Stored data:
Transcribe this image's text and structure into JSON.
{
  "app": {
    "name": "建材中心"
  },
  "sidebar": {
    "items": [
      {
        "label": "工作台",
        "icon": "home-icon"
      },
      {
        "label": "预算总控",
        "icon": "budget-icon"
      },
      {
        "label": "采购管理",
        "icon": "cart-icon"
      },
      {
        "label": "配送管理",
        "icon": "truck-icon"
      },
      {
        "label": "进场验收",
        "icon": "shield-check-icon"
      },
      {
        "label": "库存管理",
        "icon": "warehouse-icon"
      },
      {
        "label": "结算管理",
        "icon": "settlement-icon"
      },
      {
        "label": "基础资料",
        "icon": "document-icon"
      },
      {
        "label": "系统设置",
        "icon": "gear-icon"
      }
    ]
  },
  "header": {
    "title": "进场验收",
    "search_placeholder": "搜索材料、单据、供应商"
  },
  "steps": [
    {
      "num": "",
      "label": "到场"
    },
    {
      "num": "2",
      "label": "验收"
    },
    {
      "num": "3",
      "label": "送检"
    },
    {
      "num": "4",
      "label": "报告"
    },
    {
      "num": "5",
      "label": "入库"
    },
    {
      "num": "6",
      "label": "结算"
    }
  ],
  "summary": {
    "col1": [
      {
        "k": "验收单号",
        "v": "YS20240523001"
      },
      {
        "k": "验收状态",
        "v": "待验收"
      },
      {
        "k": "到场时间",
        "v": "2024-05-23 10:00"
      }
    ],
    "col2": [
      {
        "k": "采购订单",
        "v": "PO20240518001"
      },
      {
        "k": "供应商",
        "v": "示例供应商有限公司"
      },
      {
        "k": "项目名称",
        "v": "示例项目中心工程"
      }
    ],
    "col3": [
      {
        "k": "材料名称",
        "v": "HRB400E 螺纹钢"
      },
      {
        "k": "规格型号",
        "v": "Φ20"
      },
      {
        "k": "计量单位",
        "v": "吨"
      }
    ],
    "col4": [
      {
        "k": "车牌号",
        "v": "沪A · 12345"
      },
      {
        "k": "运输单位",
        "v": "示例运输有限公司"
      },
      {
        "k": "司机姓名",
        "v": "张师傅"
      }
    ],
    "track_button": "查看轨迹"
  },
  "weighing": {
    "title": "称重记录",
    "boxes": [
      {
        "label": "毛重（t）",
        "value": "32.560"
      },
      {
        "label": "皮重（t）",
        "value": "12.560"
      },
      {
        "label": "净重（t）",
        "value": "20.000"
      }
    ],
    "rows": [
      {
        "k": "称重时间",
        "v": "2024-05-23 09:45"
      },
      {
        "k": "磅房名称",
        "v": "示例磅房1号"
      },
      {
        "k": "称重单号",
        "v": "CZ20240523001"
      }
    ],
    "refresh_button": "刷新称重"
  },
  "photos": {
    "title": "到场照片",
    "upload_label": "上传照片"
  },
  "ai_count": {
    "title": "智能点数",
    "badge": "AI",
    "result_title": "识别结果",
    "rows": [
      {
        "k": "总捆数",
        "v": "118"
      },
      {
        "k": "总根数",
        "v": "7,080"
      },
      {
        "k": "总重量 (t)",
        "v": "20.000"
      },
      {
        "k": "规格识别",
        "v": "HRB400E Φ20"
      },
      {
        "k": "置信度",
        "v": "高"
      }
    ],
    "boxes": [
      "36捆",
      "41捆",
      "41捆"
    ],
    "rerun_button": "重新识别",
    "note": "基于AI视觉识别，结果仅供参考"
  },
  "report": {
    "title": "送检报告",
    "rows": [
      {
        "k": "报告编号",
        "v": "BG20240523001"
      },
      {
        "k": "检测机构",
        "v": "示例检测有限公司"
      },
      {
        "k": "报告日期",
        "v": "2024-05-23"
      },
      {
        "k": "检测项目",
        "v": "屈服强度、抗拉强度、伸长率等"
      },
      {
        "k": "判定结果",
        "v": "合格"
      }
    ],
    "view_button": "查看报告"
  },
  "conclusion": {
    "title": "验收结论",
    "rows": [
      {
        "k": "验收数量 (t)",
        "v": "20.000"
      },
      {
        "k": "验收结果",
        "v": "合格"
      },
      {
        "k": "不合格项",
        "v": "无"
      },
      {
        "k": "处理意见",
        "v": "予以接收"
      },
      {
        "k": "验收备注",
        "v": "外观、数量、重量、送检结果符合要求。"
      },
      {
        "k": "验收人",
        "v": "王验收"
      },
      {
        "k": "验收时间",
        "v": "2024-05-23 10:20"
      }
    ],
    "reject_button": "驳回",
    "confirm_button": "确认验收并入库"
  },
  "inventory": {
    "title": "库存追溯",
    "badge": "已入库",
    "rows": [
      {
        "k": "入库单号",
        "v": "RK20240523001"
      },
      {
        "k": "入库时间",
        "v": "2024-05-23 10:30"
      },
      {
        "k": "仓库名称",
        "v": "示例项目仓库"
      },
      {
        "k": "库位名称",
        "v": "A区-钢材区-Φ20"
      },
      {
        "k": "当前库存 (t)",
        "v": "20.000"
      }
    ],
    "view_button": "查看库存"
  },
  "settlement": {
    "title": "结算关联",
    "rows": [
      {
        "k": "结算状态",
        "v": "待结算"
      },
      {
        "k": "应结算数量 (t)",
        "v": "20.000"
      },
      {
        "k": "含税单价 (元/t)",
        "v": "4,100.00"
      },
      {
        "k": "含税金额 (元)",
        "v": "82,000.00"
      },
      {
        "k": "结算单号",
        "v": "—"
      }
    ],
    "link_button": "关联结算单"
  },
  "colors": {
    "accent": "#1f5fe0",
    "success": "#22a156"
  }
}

[Your goal] Extract all of the data above and output it character for character.

[The output]
Transcribe this image's text and structure into JSON.
{
  "app": {
    "name": "建材中心"
  },
  "sidebar": {
    "items": [
      {
        "label": "工作台",
        "icon": "home-icon"
      },
      {
        "label": "预算总控",
        "icon": "budget-icon"
      },
      {
        "label": "采购管理",
        "icon": "cart-icon"
      },
      {
        "label": "配送管理",
        "icon": "truck-icon"
      },
      {
        "label": "进场验收",
        "icon": "shield-check-icon"
      },
      {
        "label": "库存管理",
        "icon": "warehouse-icon"
      },
      {
        "label": "结算管理",
        "icon": "settlement-icon"
      },
      {
        "label": "基础资料",
        "icon": "document-icon"
      },
      {
        "label": "系统设置",
        "icon": "gear-icon"
      }
    ]
  },
  "header": {
    "title": "进场验收",
    "search_placeholder": "搜索材料、单据、供应商"
  },
  "steps": [
    {
      "num": "",
      "label": "到场"
    },
    {
      "num": "2",
      "label": "验收"
    },
    {
      "num": "3",
      "label": "送检"
    },
    {
      "num": "4",
      "label": "报告"
    },
    {
      "num": "5",
      "label": "入库"
    },
    {
      "num": "6",
      "label": "结算"
    }
  ],
  "summary": {
    "col1": [
      {
        "k": "验收单号",
        "v": "YS20240523001"
      },
      {
        "k": "验收状态",
        "v": "待验收"
      },
      {
        "k": "到场时间",
        "v": "2024-05-23 10:00"
      }
    ],
    "col2": [
      {
        "k": "采购订单",
        "v": "PO20240518001"
      },
      {
        "k": "供应商",
        "v": "示例供应商有限公司"
      },
      {
        "k": "项目名称",
        "v": "示例项目中心工程"
      }
    ],
    "col3": [
      {
        "k": "材料名称",
        "v": "HRB400E 螺纹钢"
      },
      {
        "k": "规格型号",
        "v": "Φ20"
      },
      {
        "k": "计量单位",
        "v": "吨"
      }
    ],
    "col4": [
      {
        "k": "车牌号",
        "v": "沪A · 12345"
      },
      {
        "k": "运输单位",
        "v": "示例运输有限公司"
      },
      {
        "k": "司机姓名",
        "v": "张师傅"
      }
    ],
    "track_button": "查看轨迹"
  },
  "weighing": {
    "title": "称重记录",
    "boxes": [
      {
        "label": "毛重（t）",
        "value": "32.560"
      },
      {
        "label": "皮重（t）",
        "value": "12.560"
      },
      {
        "label": "净重（t）",
        "value": "20.000"
      }
    ],
    "rows": [
      {
        "k": "称重时间",
        "v": "2024-05-23 09:45"
      },
      {
        "k": "磅房名称",
        "v": "示例磅房1号"
      },
      {
        "k": "称重单号",
        "v": "CZ20240523001"
      }
    ],
    "refresh_button": "刷新称重"
  },
  "photos": {
    "title": "到场照片",
    "upload_label": "上传照片"
  },
  "ai_count": {
    "title": "智能点数",
    "badge": "AI",
    "result_title": "识别结果",
    "rows": [
      {
        "k": "总捆数",
        "v": "118"
      },
      {
        "k": "总根数",
        "v": "7,080"
      },
      {
        "k": "总重量 (t)",
        "v": "20.000"
      },
      {
        "k": "规格识别",
        "v": "HRB400E Φ20"
      },
      {
        "k": "置信度",
        "v": "高"
      }
    ],
    "boxes": [
      "36捆",
      "41捆",
      "41捆"
    ],
    "rerun_button": "重新识别",
    "note": "基于AI视觉识别，结果仅供参考"
  },
  "report": {
    "title": "送检报告",
    "rows": [
      {
        "k": "报告编号",
        "v": "BG20240523001"
      },
      {
        "k": "检测机构",
        "v": "示例检测有限公司"
      },
      {
        "k": "报告日期",
        "v": "2024-05-23"
      },
      {
        "k": "检测项目",
        "v": "屈服强度、抗拉强度、伸长率等"
      },
      {
        "k": "判定结果",
        "v": "合格"
      }
    ],
    "view_button": "查看报告"
  },
  "conclusion": {
    "title": "验收结论",
    "rows": [
      {
        "k": "验收数量 (t)",
        "v": "20.000"
      },
      {
        "k": "验收结果",
        "v": "合格"
      },
      {
        "k": "不合格项",
        "v": "无"
      },
      {
        "k": "处理意见",
        "v": "予以接收"
      },
      {
        "k": "验收备注",
        "v": "外观、数量、重量、送检结果符合要求。"
      },
      {
        "k": "验收人",
        "v": "王验收"
      },
      {
        "k": "验收时间",
        "v": "2024-05-23 10:20"
      }
    ],
    "reject_button": "驳回",
    "confirm_button": "确认验收并入库"
  },
  "inventory": {
    "title": "库存追溯",
    "badge": "已入库",
    "rows": [
      {
        "k": "入库单号",
        "v": "RK20240523001"
      },
      {
        "k": "入库时间",
        "v": "2024-05-23 10:30"
      },
      {
        "k": "仓库名称",
        "v": "示例项目仓库"
      },
      {
        "k": "库位名称",
        "v": "A区-钢材区-Φ20"
      },
      {
        "k": "当前库存 (t)",
        "v": "20.000"
      }
    ],
    "view_button": "查看库存"
  },
  "settlement": {
    "title": "结算关联",
    "rows": [
      {
        "k": "结算状态",
        "v": "待结算"
      },
      {
        "k": "应结算数量 (t)",
        "v": "20.000"
      },
      {
        "k": "含税单价 (元/t)",
        "v": "4,100.00"
      },
      {
        "k": "含税金额 (元)",
        "v": "82,000.00"
      },
      {
        "k": "结算单号",
        "v": "—"
      }
    ],
    "link_button": "关联结算单"
  },
  "colors": {
    "accent": "#1f5fe0",
    "success": "#22a156"
  }
}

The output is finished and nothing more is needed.